Of the lines in the entries below, state how many hold the word "source". Say nothing else.

— Start of SUPPLIED RECORDS —

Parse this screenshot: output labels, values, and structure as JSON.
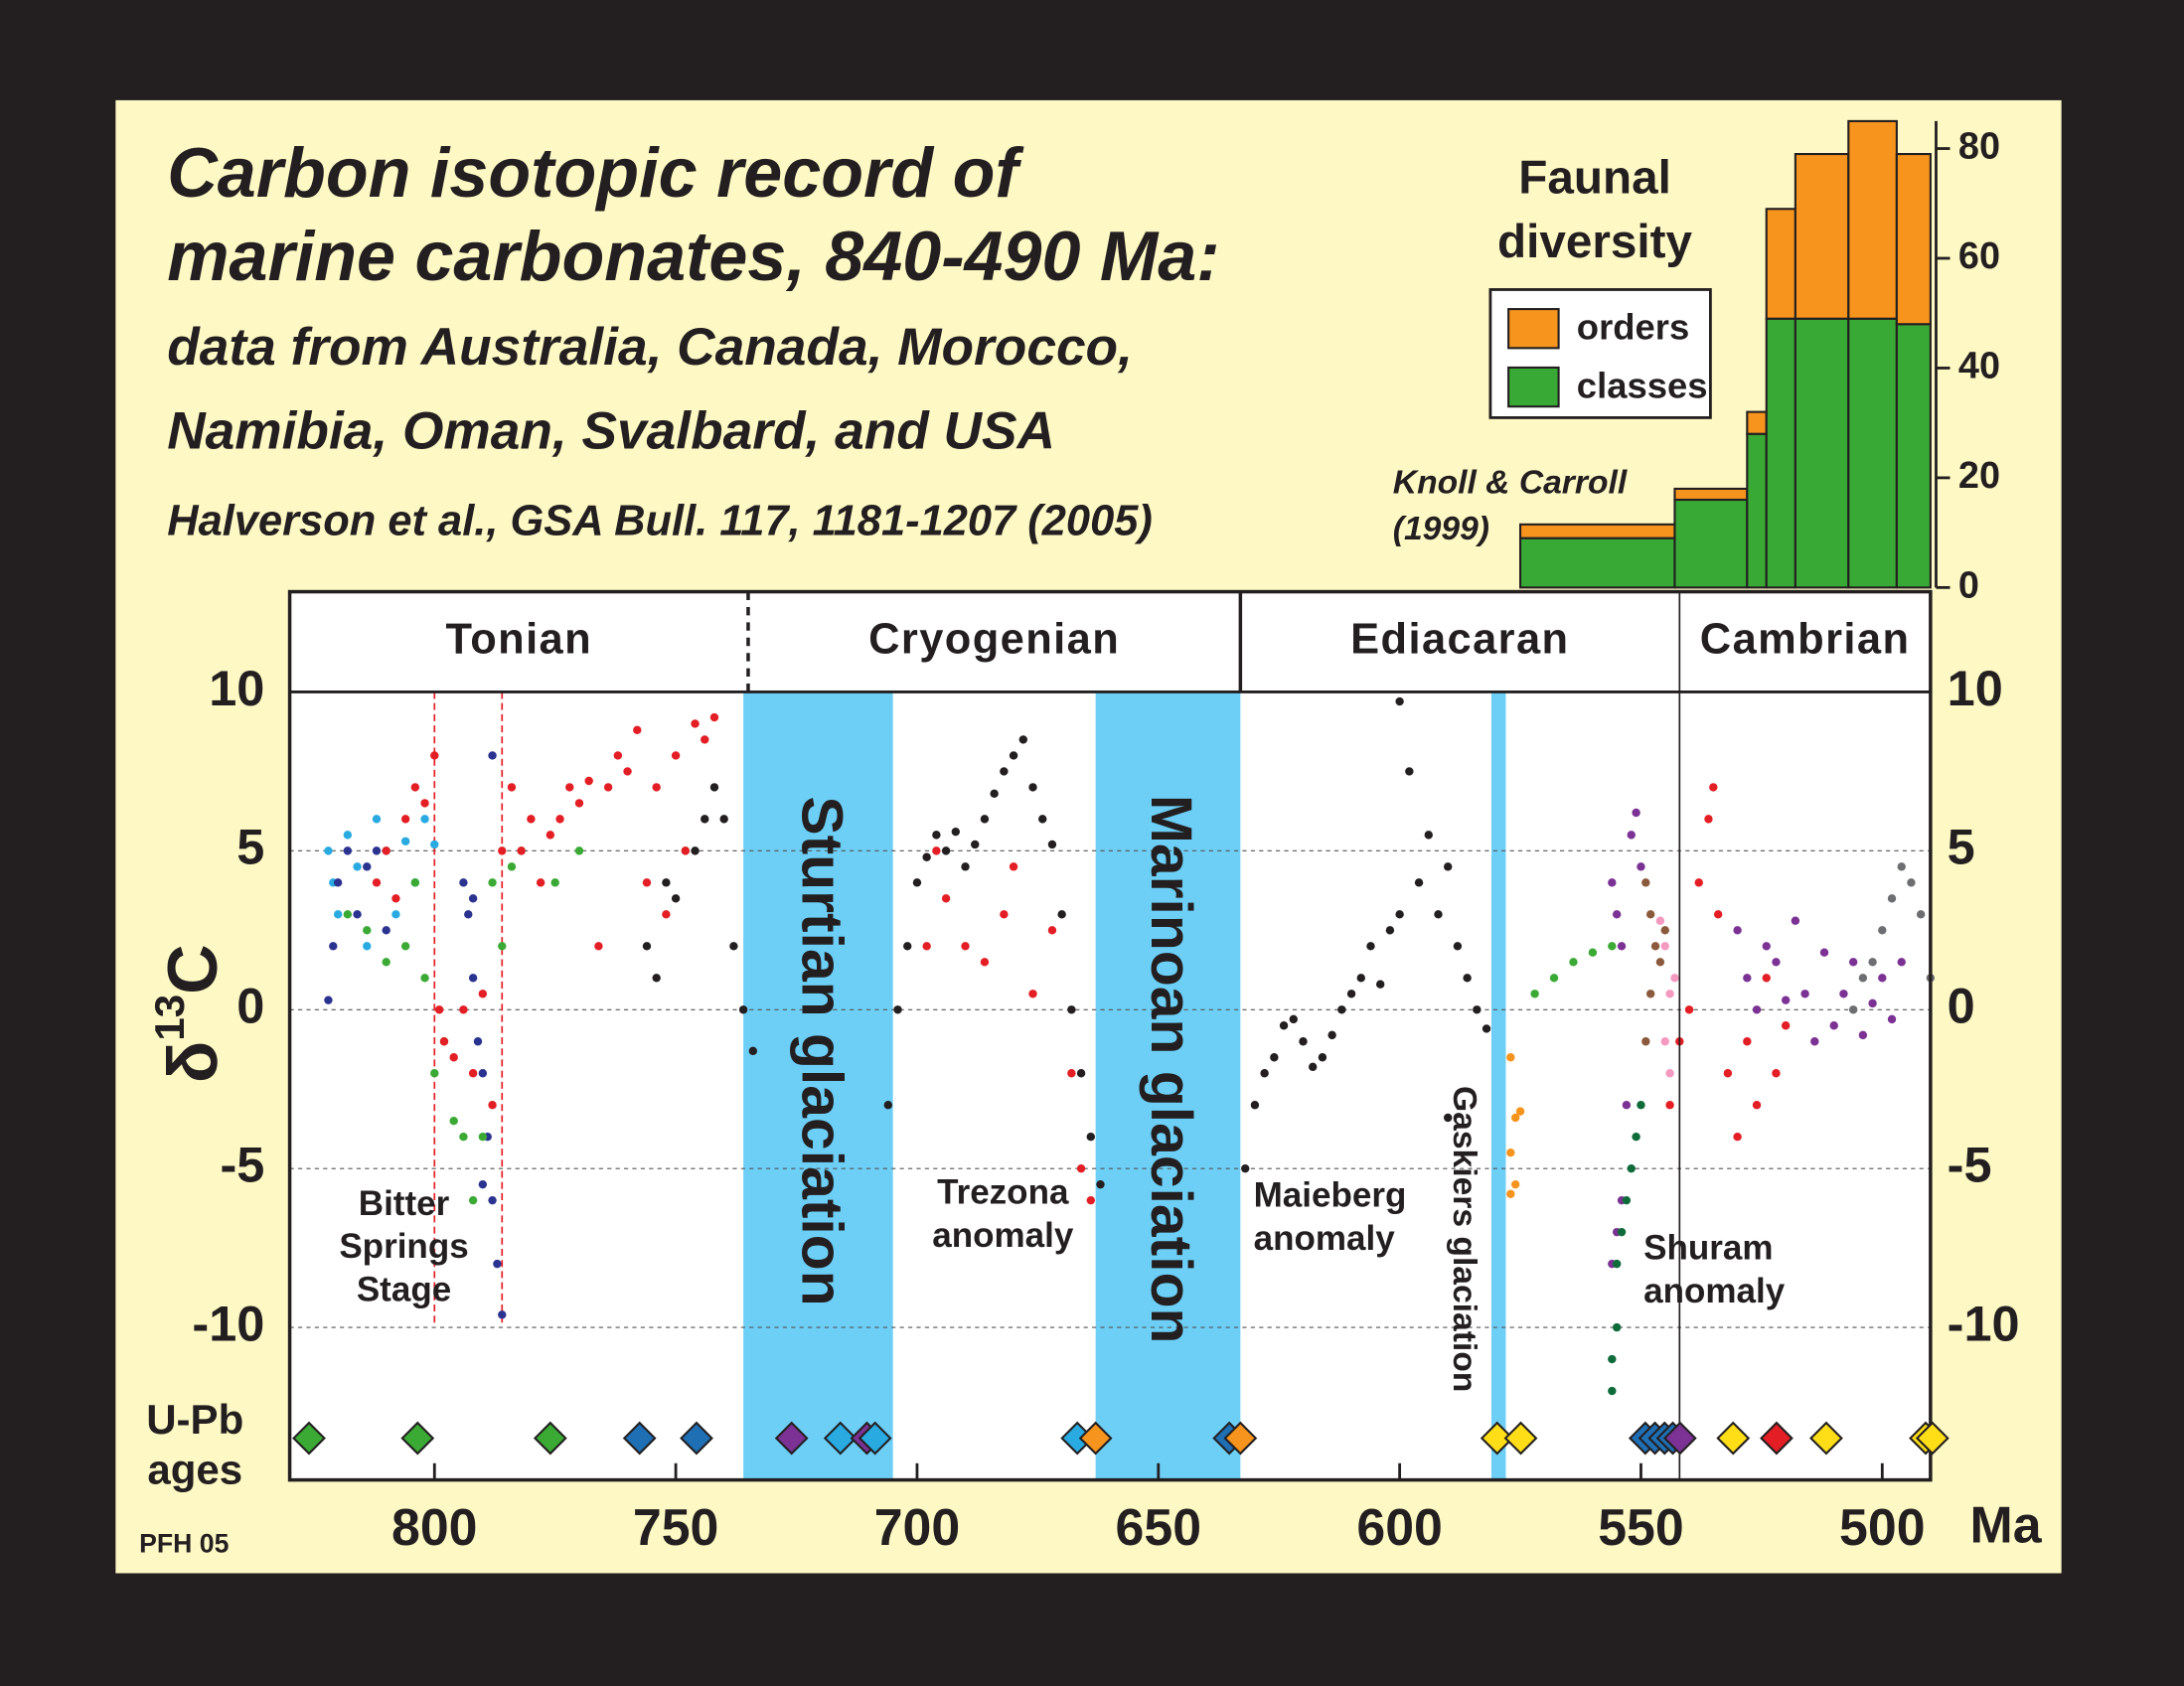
{
  "chart_data": [
    {
      "type": "scatter",
      "title": [
        "Carbon isotopic record of",
        "marine carbonates,  840-490 Ma:"
      ],
      "subtitle": [
        "data from Australia, Canada, Morocco,",
        "Namibia, Oman, Svalbard, and USA"
      ],
      "source": "Halverson et al., GSA Bull. 117, 1181-1207 (2005)",
      "y_label": {
        "symbol": "δ",
        "superscript": "13",
        "element": "C"
      },
      "x_label": "Ma",
      "credit": "PFH 05",
      "xlim": [
        830,
        490
      ],
      "xticks": [
        800,
        750,
        700,
        650,
        600,
        550,
        500
      ],
      "ylim": [
        -14.8,
        10
      ],
      "yticks": [
        -10,
        -5,
        0,
        5,
        10
      ],
      "grid": true,
      "periods": [
        "Tonian",
        "Cryogenian",
        "Ediacaran",
        "Cambrian"
      ],
      "period_boundaries": [
        {
          "value": 735,
          "dashed": true
        },
        {
          "value": 633,
          "dashed": false
        },
        {
          "value": 542,
          "dashed": false,
          "through_plot": true
        }
      ],
      "glaciations": [
        {
          "name": "Sturtian glaciation",
          "start": 736,
          "end": 705,
          "color": "#6dcff6"
        },
        {
          "name": "Marinoan glaciation",
          "start": 663,
          "end": 633,
          "color": "#6dcff6"
        },
        {
          "name": "Gaskiers glaciation",
          "start": 581,
          "end": 578,
          "color": "#6dcff6"
        }
      ],
      "bitter_springs_bounds": [
        800,
        786
      ],
      "annotations": [
        [
          "Bitter",
          "Springs",
          "Stage"
        ],
        [
          "Trezona",
          "anomaly"
        ],
        [
          "Maieberg",
          "anomaly"
        ],
        [
          "Shuram",
          "anomaly"
        ]
      ],
      "series": [
        {
          "color": "#29abe2",
          "x": [
            822,
            821,
            820,
            818,
            816,
            814,
            812,
            810,
            808,
            806,
            804,
            802,
            800
          ],
          "values": [
            5,
            4,
            3,
            5.5,
            4.5,
            2,
            6,
            5,
            3,
            5.3,
            4,
            6,
            5.2
          ]
        },
        {
          "color": "#2b3390",
          "x": [
            822,
            821,
            820,
            818,
            816,
            814,
            812,
            810,
            794,
            793,
            792,
            791,
            790,
            789,
            788,
            787,
            786,
            788,
            790,
            792
          ],
          "values": [
            0.3,
            2,
            4,
            5,
            3,
            4.5,
            5,
            2.5,
            4,
            3,
            1,
            -1,
            -2,
            -4,
            -6,
            -8,
            -9.6,
            8,
            -5.5,
            3.5
          ]
        },
        {
          "color": "#3aaa35",
          "x": [
            818,
            814,
            810,
            806,
            804,
            802,
            800,
            798,
            796,
            794,
            792,
            790,
            788,
            786,
            784,
            782,
            775,
            770,
            748,
            572,
            568,
            564,
            560,
            556
          ],
          "values": [
            3,
            2.5,
            1.5,
            2,
            4,
            1,
            -2,
            -1,
            -3.5,
            -4,
            -6,
            -4,
            4,
            2,
            4.5,
            5,
            4,
            5,
            5,
            0.5,
            1,
            1.5,
            1.8,
            2
          ]
        },
        {
          "color": "#e31e24",
          "x": [
            812,
            810,
            808,
            806,
            804,
            802,
            800,
            799,
            798,
            796,
            794,
            792,
            790,
            788,
            786,
            784,
            782,
            780,
            778,
            776,
            774,
            772,
            770,
            768,
            766,
            764,
            762,
            760,
            758,
            756,
            754,
            752,
            750,
            748,
            746,
            744,
            742,
            698,
            696,
            694,
            690,
            686,
            682,
            680,
            676,
            672,
            668,
            666,
            664,
            544,
            542,
            540,
            538,
            536,
            535,
            534,
            532,
            530,
            528,
            526,
            524,
            522,
            520
          ],
          "values": [
            4,
            5,
            3.5,
            6,
            7,
            6.5,
            8,
            0,
            -1,
            -1.5,
            0,
            -2,
            0.5,
            -3,
            5,
            7,
            5,
            6,
            4,
            5.5,
            6,
            7,
            6.5,
            7.2,
            2,
            7,
            8,
            7.5,
            8.8,
            4,
            7,
            3,
            8,
            5,
            9,
            8.5,
            9.2,
            2,
            5,
            3.5,
            2,
            1.5,
            3,
            4.5,
            0.5,
            2.5,
            -2,
            -5,
            -6,
            -3,
            -1,
            0,
            4,
            6,
            7,
            3,
            -2,
            -4,
            -1,
            -3,
            1,
            -2,
            -0.5
          ]
        },
        {
          "color": "#231f20",
          "x": [
            756,
            754,
            752,
            750,
            746,
            744,
            742,
            740,
            738,
            736,
            734,
            706,
            704,
            702,
            700,
            698,
            696,
            694,
            692,
            690,
            688,
            686,
            684,
            682,
            680,
            678,
            676,
            674,
            672,
            670,
            668,
            666,
            664,
            662,
            632,
            630,
            628,
            626,
            624,
            622,
            620,
            618,
            616,
            614,
            612,
            610,
            608,
            606,
            604,
            602,
            600,
            600,
            598,
            596,
            594,
            592,
            590,
            588,
            586,
            584,
            590,
            582
          ],
          "values": [
            2,
            1,
            4,
            3.5,
            5,
            6,
            7,
            6,
            2,
            0,
            -1.3,
            -3,
            0,
            2,
            4,
            4.8,
            5.5,
            5,
            5.6,
            4.5,
            5.2,
            6,
            6.8,
            7.5,
            8,
            8.5,
            7,
            6,
            5.2,
            3,
            0,
            -2,
            -4,
            -5.5,
            -5,
            -3,
            -2,
            -1.5,
            -0.5,
            -0.3,
            -1,
            -1.8,
            -1.5,
            -0.8,
            0,
            0.5,
            1,
            2,
            0.8,
            2.5,
            9.7,
            3,
            7.5,
            4,
            5.5,
            3,
            4.5,
            2,
            1,
            0,
            -3.4,
            -0.6
          ]
        },
        {
          "color": "#f7941d",
          "x": [
            577,
            576,
            575,
            577,
            576,
            577
          ],
          "values": [
            -1.5,
            -3.4,
            -3.2,
            -4.5,
            -5.5,
            -5.8
          ]
        },
        {
          "color": "#7b3294",
          "x": [
            556,
            555,
            554,
            552,
            551,
            550,
            553,
            554,
            555,
            556,
            530,
            528,
            526,
            524,
            522,
            520,
            518,
            516,
            514,
            512,
            510,
            508,
            506,
            504,
            502,
            500,
            498,
            496
          ],
          "values": [
            4,
            3,
            2,
            5.5,
            6.2,
            4.5,
            -3,
            -6,
            -7,
            -8,
            2.5,
            1,
            0,
            2,
            1.5,
            0.3,
            2.8,
            0.5,
            -1,
            1.8,
            -0.5,
            0.5,
            1.5,
            -0.8,
            0.2,
            1,
            -0.3,
            1.5
          ]
        },
        {
          "color": "#8b5a3c",
          "x": [
            549,
            548,
            547,
            546,
            545,
            548,
            549
          ],
          "values": [
            4,
            3,
            2,
            1.5,
            2.5,
            0.5,
            -1
          ]
        },
        {
          "color": "#f49ac1",
          "x": [
            546,
            545,
            544,
            543,
            545,
            544
          ],
          "values": [
            2.8,
            2,
            0.5,
            1,
            -1,
            -2
          ]
        },
        {
          "color": "#0e6b3a",
          "x": [
            556,
            556,
            555,
            555,
            554,
            553,
            552,
            551,
            550
          ],
          "values": [
            -12,
            -11,
            -10,
            -8,
            -7,
            -6,
            -5,
            -4,
            -3
          ]
        },
        {
          "color": "#6d6e71",
          "x": [
            506,
            504,
            502,
            500,
            498,
            496,
            494,
            492,
            490
          ],
          "values": [
            0,
            1,
            1.5,
            2.5,
            3.5,
            4.5,
            4,
            3,
            1
          ]
        }
      ],
      "u_pb_label": [
        "U-Pb",
        "ages"
      ],
      "u_pb_ages": {
        "x": [
          826,
          803.5,
          776,
          757.5,
          745.7,
          726,
          715.9,
          710.4,
          708.7,
          666.8,
          663,
          635.3,
          633,
          579.8,
          574.9,
          549.1,
          547.1,
          545.1,
          543.4,
          541.9,
          530.9,
          521.9,
          511.6,
          491,
          489.6
        ],
        "colors": [
          "#3aaa35",
          "#3aaa35",
          "#3aaa35",
          "#1f6fb5",
          "#1f6fb5",
          "#7b3294",
          "#29abe2",
          "#7b3294",
          "#29abe2",
          "#29abe2",
          "#f7941d",
          "#1f6fb5",
          "#f7941d",
          "#ffde17",
          "#ffde17",
          "#1f6fb5",
          "#1f6fb5",
          "#1f6fb5",
          "#1f6fb5",
          "#7b3294",
          "#ffde17",
          "#e31e24",
          "#ffde17",
          "#ffde17",
          "#ffde17"
        ]
      }
    },
    {
      "type": "histogram",
      "title": [
        "Faunal",
        "diversity"
      ],
      "source": [
        "Knoll & Carroll",
        "(1999)"
      ],
      "bins": [
        575,
        543,
        528,
        524,
        518,
        507,
        497,
        490
      ],
      "ylim": [
        0,
        85
      ],
      "yticks": [
        0,
        20,
        40,
        60,
        80
      ],
      "series": [
        {
          "name": "classes",
          "color": "#39a935",
          "values": [
            9,
            16,
            28,
            49,
            49,
            49,
            48
          ]
        },
        {
          "name": "orders",
          "color": "#f7941d",
          "values": [
            2.5,
            2,
            4,
            20,
            30,
            36,
            31
          ]
        }
      ]
    }
  ]
}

— End of SUPPLIED RECORDS —

- **EXERCISE RESPONSE**: 2